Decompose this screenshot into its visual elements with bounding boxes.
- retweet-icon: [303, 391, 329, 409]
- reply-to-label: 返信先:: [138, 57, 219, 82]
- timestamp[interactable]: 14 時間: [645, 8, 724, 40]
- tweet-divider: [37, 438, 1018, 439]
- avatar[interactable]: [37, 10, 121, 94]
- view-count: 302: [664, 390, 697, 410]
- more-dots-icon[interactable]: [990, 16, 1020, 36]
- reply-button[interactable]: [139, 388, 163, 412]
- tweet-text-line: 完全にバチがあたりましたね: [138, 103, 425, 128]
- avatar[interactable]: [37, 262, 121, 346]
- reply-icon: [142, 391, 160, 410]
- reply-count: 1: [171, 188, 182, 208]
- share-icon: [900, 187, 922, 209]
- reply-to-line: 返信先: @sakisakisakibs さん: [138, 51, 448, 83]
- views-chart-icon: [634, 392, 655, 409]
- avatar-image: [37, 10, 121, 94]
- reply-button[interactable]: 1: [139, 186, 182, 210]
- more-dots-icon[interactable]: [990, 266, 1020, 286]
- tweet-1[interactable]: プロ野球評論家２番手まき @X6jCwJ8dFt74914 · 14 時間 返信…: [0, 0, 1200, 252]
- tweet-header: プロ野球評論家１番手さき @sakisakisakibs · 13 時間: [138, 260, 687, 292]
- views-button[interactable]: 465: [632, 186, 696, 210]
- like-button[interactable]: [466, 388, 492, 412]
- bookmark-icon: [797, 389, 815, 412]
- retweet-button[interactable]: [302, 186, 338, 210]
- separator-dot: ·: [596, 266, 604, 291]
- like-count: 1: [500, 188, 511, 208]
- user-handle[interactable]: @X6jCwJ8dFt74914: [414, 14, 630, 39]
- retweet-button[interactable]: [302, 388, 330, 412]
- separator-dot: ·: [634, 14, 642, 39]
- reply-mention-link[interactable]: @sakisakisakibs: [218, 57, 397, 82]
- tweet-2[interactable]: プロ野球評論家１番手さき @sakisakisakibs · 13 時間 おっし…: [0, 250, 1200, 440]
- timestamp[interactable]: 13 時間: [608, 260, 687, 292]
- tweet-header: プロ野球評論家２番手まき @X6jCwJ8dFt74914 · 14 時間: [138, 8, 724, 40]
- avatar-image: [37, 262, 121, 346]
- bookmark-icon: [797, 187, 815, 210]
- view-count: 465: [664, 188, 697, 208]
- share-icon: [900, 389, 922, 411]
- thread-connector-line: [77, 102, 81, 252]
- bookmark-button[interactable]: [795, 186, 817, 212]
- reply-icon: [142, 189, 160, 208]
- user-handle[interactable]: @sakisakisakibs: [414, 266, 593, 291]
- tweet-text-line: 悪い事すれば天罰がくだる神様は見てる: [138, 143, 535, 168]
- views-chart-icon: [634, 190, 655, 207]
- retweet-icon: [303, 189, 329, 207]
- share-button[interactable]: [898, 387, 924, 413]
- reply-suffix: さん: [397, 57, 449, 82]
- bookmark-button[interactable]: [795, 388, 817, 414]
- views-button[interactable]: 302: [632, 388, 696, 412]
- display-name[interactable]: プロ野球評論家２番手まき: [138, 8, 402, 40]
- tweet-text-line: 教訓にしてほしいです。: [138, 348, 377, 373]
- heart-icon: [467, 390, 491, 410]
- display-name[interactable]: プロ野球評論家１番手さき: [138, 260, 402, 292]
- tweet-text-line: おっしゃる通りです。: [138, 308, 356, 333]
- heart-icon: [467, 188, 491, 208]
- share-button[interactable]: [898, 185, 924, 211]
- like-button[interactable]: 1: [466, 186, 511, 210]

§ **Task directions**: Please copy every line of the entries above character for character, keeping all numbers, brackets and punctuation unchanged.

§ **Output below**:
Decompose this screenshot into its visual elements with bounding boxes.
- retweet-icon: [303, 391, 329, 409]
- reply-to-label: 返信先:: [138, 57, 219, 82]
- timestamp[interactable]: 14 時間: [645, 8, 724, 40]
- tweet-divider: [37, 438, 1018, 439]
- avatar[interactable]: [37, 10, 121, 94]
- view-count: 302: [664, 390, 697, 410]
- more-dots-icon[interactable]: [990, 16, 1020, 36]
- reply-button[interactable]: [139, 388, 163, 412]
- tweet-text-line: 完全にバチがあたりましたね: [138, 103, 425, 128]
- avatar[interactable]: [37, 262, 121, 346]
- reply-icon: [142, 391, 160, 410]
- reply-count: 1: [171, 188, 182, 208]
- share-icon: [900, 187, 922, 209]
- reply-to-line: 返信先: @sakisakisakibs さん: [138, 51, 448, 83]
- views-chart-icon: [634, 392, 655, 409]
- avatar-image: [37, 10, 121, 94]
- reply-button[interactable]: 1: [139, 186, 182, 210]
- more-dots-icon[interactable]: [990, 266, 1020, 286]
- tweet-1[interactable]: プロ野球評論家２番手まき @X6jCwJ8dFt74914 · 14 時間 返信…: [0, 0, 1200, 252]
- tweet-header: プロ野球評論家１番手さき @sakisakisakibs · 13 時間: [138, 260, 687, 292]
- views-button[interactable]: 465: [632, 186, 696, 210]
- like-button[interactable]: [466, 388, 492, 412]
- bookmark-icon: [797, 389, 815, 412]
- retweet-button[interactable]: [302, 186, 338, 210]
- separator-dot: ·: [596, 266, 604, 291]
- like-count: 1: [500, 188, 511, 208]
- user-handle[interactable]: @X6jCwJ8dFt74914: [414, 14, 630, 39]
- retweet-button[interactable]: [302, 388, 330, 412]
- separator-dot: ·: [634, 14, 642, 39]
- reply-mention-link[interactable]: @sakisakisakibs: [218, 57, 397, 82]
- tweet-2[interactable]: プロ野球評論家１番手さき @sakisakisakibs · 13 時間 おっし…: [0, 250, 1200, 440]
- timestamp[interactable]: 13 時間: [608, 260, 687, 292]
- tweet-header: プロ野球評論家２番手まき @X6jCwJ8dFt74914 · 14 時間: [138, 8, 724, 40]
- avatar-image: [37, 262, 121, 346]
- bookmark-icon: [797, 187, 815, 210]
- view-count: 465: [664, 188, 697, 208]
- share-icon: [900, 389, 922, 411]
- thread-connector-line: [77, 102, 81, 252]
- bookmark-button[interactable]: [795, 186, 817, 212]
- reply-icon: [142, 189, 160, 208]
- user-handle[interactable]: @sakisakisakibs: [414, 266, 593, 291]
- tweet-text-line: 悪い事すれば天罰がくだる神様は見てる: [138, 143, 535, 168]
- views-chart-icon: [634, 190, 655, 207]
- retweet-icon: [303, 189, 329, 207]
- share-button[interactable]: [898, 387, 924, 413]
- reply-suffix: さん: [397, 57, 449, 82]
- bookmark-button[interactable]: [795, 388, 817, 414]
- views-button[interactable]: 302: [632, 388, 696, 412]
- display-name[interactable]: プロ野球評論家２番手まき: [138, 8, 402, 40]
- tweet-text-line: 教訓にしてほしいです。: [138, 348, 377, 373]
- heart-icon: [467, 390, 491, 410]
- display-name[interactable]: プロ野球評論家１番手さき: [138, 260, 402, 292]
- tweet-text-line: おっしゃる通りです。: [138, 308, 356, 333]
- heart-icon: [467, 188, 491, 208]
- share-button[interactable]: [898, 185, 924, 211]
- like-button[interactable]: 1: [466, 186, 511, 210]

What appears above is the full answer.